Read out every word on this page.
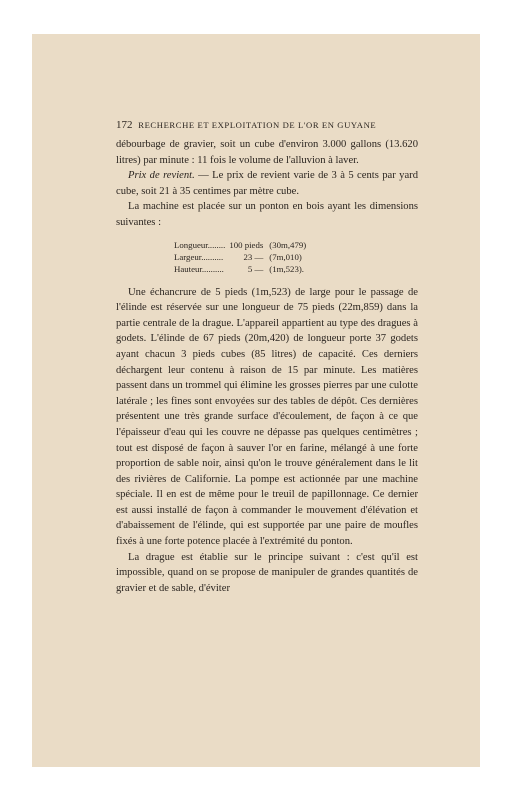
172 RECHERCHE ET EXPLOITATION DE L'OR EN GUYANE

débourbage de gravier, soit un cube d'environ 3.000 gallons (13.620 litres) par minute : 11 fois le volume de l'alluvion à laver.

Prix de revient. — Le prix de revient varie de 3 à 5 cents par yard cube, soit 21 à 35 centimes par mètre cube.

La machine est placée sur un ponton en bois ayant les dimensions suivantes :

Longueur........	100 pieds	(30m,479)
Largeur..........	23 —	(7m,010)
Hauteur..........	5 —	(1m,523).

Une échancrure de 5 pieds (1m,523) de large pour le passage de l'élinde est réservée sur une longueur de 75 pieds (22m,859) dans la partie centrale de la drague. L'appareil appartient au type des dragues à godets. L'élinde de 67 pieds (20m,420) de longueur porte 37 godets ayant chacun 3 pieds cubes (85 litres) de capacité. Ces derniers déchargent leur contenu à raison de 15 par minute. Les matières passent dans un trommel qui élimine les grosses pierres par une culotte latérale ; les fines sont envoyées sur des tables de dépôt. Ces dernières présentent une très grande surface d'écoulement, de façon à ce que l'épaisseur d'eau qui les couvre ne dépasse pas quelques centimètres ; tout est disposé de façon à sauver l'or en farine, mélangé à une forte proportion de sable noir, ainsi qu'on le trouve généralement dans le lit des rivières de Californie. La pompe est actionnée par une machine spéciale. Il en est de même pour le treuil de papillonnage. Ce dernier est aussi installé de façon à commander le mouvement d'élévation et d'abaissement de l'élinde, qui est supportée par une paire de moufles fixés à une forte potence placée à l'extrémité du ponton.

La drague est établie sur le principe suivant : c'est qu'il est impossible, quand on se propose de manipuler de grandes quantités de gravier et de sable, d'éviter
**********
# Task brief
The data above should be repeated exactly, minus any pictures.

# Task result
Read out every word on this page.
172 RECHERCHE ET EXPLOITATION DE L'OR EN GUYANE

débourbage de gravier, soit un cube d'environ 3.000 gallons (13.620 litres) par minute : 11 fois le volume de l'alluvion à laver.

Prix de revient. — Le prix de revient varie de 3 à 5 cents par yard cube, soit 21 à 35 centimes par mètre cube.

La machine est placée sur un ponton en bois ayant les dimensions suivantes :

Longueur........	100 pieds	(30m,479)
Largeur..........	23 —	(7m,010)
Hauteur..........	5 —	(1m,523).

Une échancrure de 5 pieds (1m,523) de large pour le passage de l'élinde est réservée sur une longueur de 75 pieds (22m,859) dans la partie centrale de la drague. L'appareil appartient au type des dragues à godets. L'élinde de 67 pieds (20m,420) de longueur porte 37 godets ayant chacun 3 pieds cubes (85 litres) de capacité. Ces derniers déchargent leur contenu à raison de 15 par minute. Les matières passent dans un trommel qui élimine les grosses pierres par une culotte latérale ; les fines sont envoyées sur des tables de dépôt. Ces dernières présentent une très grande surface d'écoulement, de façon à ce que l'épaisseur d'eau qui les couvre ne dépasse pas quelques centimètres ; tout est disposé de façon à sauver l'or en farine, mélangé à une forte proportion de sable noir, ainsi qu'on le trouve généralement dans le lit des rivières de Californie. La pompe est actionnée par une machine spéciale. Il en est de même pour le treuil de papillonnage. Ce dernier est aussi installé de façon à commander le mouvement d'élévation et d'abaissement de l'élinde, qui est supportée par une paire de moufles fixés à une forte potence placée à l'extrémité du ponton.

La drague est établie sur le principe suivant : c'est qu'il est impossible, quand on se propose de manipuler de grandes quantités de gravier et de sable, d'éviter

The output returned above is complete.